Transcribe each record below word for word.

Records for processing:
# # # # #

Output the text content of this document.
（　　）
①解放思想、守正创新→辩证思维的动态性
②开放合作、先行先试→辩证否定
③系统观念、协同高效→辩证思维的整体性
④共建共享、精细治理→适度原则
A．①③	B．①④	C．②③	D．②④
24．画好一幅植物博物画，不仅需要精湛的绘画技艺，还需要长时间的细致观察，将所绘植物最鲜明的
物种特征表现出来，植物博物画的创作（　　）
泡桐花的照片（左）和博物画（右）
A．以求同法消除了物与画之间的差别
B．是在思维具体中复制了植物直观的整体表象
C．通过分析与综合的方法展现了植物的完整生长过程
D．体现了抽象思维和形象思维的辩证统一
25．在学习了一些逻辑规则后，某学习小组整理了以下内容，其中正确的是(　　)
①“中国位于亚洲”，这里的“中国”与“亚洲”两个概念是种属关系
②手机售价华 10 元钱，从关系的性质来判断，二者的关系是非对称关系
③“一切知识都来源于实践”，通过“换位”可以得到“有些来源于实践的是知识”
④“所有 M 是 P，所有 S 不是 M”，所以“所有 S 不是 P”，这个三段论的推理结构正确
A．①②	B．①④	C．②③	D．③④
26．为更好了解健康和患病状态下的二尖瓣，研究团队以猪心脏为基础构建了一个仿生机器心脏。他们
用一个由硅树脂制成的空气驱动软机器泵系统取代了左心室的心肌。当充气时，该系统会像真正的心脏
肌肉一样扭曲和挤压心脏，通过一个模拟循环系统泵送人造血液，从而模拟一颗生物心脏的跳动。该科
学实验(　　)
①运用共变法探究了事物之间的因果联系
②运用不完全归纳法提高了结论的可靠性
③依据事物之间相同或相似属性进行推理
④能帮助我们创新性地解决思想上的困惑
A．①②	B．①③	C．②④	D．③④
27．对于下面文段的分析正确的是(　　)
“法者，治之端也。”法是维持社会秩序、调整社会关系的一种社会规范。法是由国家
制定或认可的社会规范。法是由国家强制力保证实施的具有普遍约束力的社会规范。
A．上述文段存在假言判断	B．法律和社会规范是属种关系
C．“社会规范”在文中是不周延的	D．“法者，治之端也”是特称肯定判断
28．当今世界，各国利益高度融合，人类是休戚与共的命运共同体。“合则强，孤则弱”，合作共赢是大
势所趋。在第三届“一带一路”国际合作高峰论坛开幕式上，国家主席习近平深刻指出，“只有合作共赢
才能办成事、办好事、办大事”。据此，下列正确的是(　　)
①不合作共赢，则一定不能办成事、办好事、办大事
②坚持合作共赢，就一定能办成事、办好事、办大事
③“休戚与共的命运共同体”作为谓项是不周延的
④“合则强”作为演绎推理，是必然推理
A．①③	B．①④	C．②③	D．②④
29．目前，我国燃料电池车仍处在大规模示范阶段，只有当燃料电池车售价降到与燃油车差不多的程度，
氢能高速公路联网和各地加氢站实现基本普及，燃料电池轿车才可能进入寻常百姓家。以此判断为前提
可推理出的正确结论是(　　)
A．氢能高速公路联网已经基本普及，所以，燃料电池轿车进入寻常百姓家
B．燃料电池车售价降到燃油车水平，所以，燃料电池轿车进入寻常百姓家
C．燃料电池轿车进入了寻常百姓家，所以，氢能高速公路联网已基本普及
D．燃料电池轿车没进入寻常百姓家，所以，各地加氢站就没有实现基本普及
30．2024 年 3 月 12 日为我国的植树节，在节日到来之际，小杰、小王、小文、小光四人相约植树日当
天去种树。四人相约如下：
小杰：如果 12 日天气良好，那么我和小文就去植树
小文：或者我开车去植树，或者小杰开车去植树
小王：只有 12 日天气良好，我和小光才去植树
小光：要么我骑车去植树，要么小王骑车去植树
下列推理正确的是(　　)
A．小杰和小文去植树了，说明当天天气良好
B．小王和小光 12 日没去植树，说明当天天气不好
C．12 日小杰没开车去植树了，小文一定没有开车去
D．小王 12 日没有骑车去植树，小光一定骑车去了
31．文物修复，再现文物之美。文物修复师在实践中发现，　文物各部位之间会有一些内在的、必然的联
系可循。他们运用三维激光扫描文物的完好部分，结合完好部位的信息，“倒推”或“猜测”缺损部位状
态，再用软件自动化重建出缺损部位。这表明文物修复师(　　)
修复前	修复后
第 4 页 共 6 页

# # # # #

Worked solution:
Output the text content of this document.
（　　）
①解放思想、守正创新→辩证思维的动态性
②开放合作、先行先试→辩证否定
③系统观念、协同高效→辩证思维的整体性
④共建共享、精细治理→适度原则
A．①③	B．①④	C．②③	D．②④
24．画好一幅植物博物画，不仅需要精湛的绘画技艺，还需要长时间的细致观察，将所绘植物最鲜明的
物种特征表现出来，植物博物画的创作（　　）
泡桐花的照片（左）和博物画（右）
A．以求同法消除了物与画之间的差别
B．是在思维具体中复制了植物直观的整体表象
C．通过分析与综合的方法展现了植物的完整生长过程
D．体现了抽象思维和形象思维的辩证统一
25．在学习了一些逻辑规则后，某学习小组整理了以下内容，其中正确的是(　　)
①“中国位于亚洲”，这里的“中国”与“亚洲”两个概念是种属关系
②手机售价华 10 元钱，从关系的性质来判断，二者的关系是非对称关系
③“一切知识都来源于实践”，通过“换位”可以得到“有些来源于实践的是知识”
④“所有 M 是 P，所有 S 不是 M”，所以“所有 S 不是 P”，这个三段论的推理结构正确
A．①②	B．①④	C．②③	D．③④
26．为更好了解健康和患病状态下的二尖瓣，研究团队以猪心脏为基础构建了一个仿生机器心脏。他们
用一个由硅树脂制成的空气驱动软机器泵系统取代了左心室的心肌。当充气时，该系统会像真正的心脏
肌肉一样扭曲和挤压心脏，通过一个模拟循环系统泵送人造血液，从而模拟一颗生物心脏的跳动。该科
学实验(　　)
①运用共变法探究了事物之间的因果联系
②运用不完全归纳法提高了结论的可靠性
③依据事物之间相同或相似属性进行推理
④能帮助我们创新性地解决思想上的困惑
A．①②	B．①③	C．②④	D．③④
27．对于下面文段的分析正确的是(　　)
“法者，治之端也。”法是维持社会秩序、调整社会关系的一种社会规范。法是由国家
制定或认可的社会规范。法是由国家强制力保证实施的具有普遍约束力的社会规范。
A．上述文段存在假言判断	B．法律和社会规范是属种关系
C．“社会规范”在文中是不周延的	D．“法者，治之端也”是特称肯定判断
28．当今世界，各国利益高度融合，人类是休戚与共的命运共同体。“合则强，孤则弱”，合作共赢是大
势所趋。在第三届“一带一路”国际合作高峰论坛开幕式上，国家主席习近平深刻指出，“只有合作共赢
才能办成事、办好事、办大事”。据此，下列正确的是(　　)
①不合作共赢，则一定不能办成事、办好事、办大事
②坚持合作共赢，就一定能办成事、办好事、办大事
③“休戚与共的命运共同体”作为谓项是不周延的
④“合则强”作为演绎推理，是必然推理
A．①③	B．①④	C．②③	D．②④
29．目前，我国燃料电池车仍处在大规模示范阶段，只有当燃料电池车售价降到与燃油车差不多的程度，
氢能高速公路联网和各地加氢站实现基本普及，燃料电池轿车才可能进入寻常百姓家。以此判断为前提
可推理出的正确结论是(　　)
A．氢能高速公路联网已经基本普及，所以，燃料电池轿车进入寻常百姓家
B．燃料电池车售价降到燃油车水平，所以，燃料电池轿车进入寻常百姓家
C．燃料电池轿车进入了寻常百姓家，所以，氢能高速公路联网已基本普及
D．燃料电池轿车没进入寻常百姓家，所以，各地加氢站就没有实现基本普及
30．2024 年 3 月 12 日为我国的植树节，在节日到来之际，小杰、小王、小文、小光四人相约植树日当
天去种树。四人相约如下：
小杰：如果 12 日天气良好，那么我和小文就去植树
小文：或者我开车去植树，或者小杰开车去植树
小王：只有 12 日天气良好，我和小光才去植树
小光：要么我骑车去植树，要么小王骑车去植树
下列推理正确的是(　　)
A．小杰和小文去植树了，说明当天天气良好
B．小王和小光 12 日没去植树，说明当天天气不好
C．12 日小杰没开车去植树了，小文一定没有开车去
D．小王 12 日没有骑车去植树，小光一定骑车去了
31．文物修复，再现文物之美。文物修复师在实践中发现，　文物各部位之间会有一些内在的、必然的联
系可循。他们运用三维激光扫描文物的完好部分，结合完好部位的信息，“倒推”或“猜测”缺损部位状
态，再用软件自动化重建出缺损部位。这表明文物修复师(　　)
修复前	修复后
第 4 页 共 6 页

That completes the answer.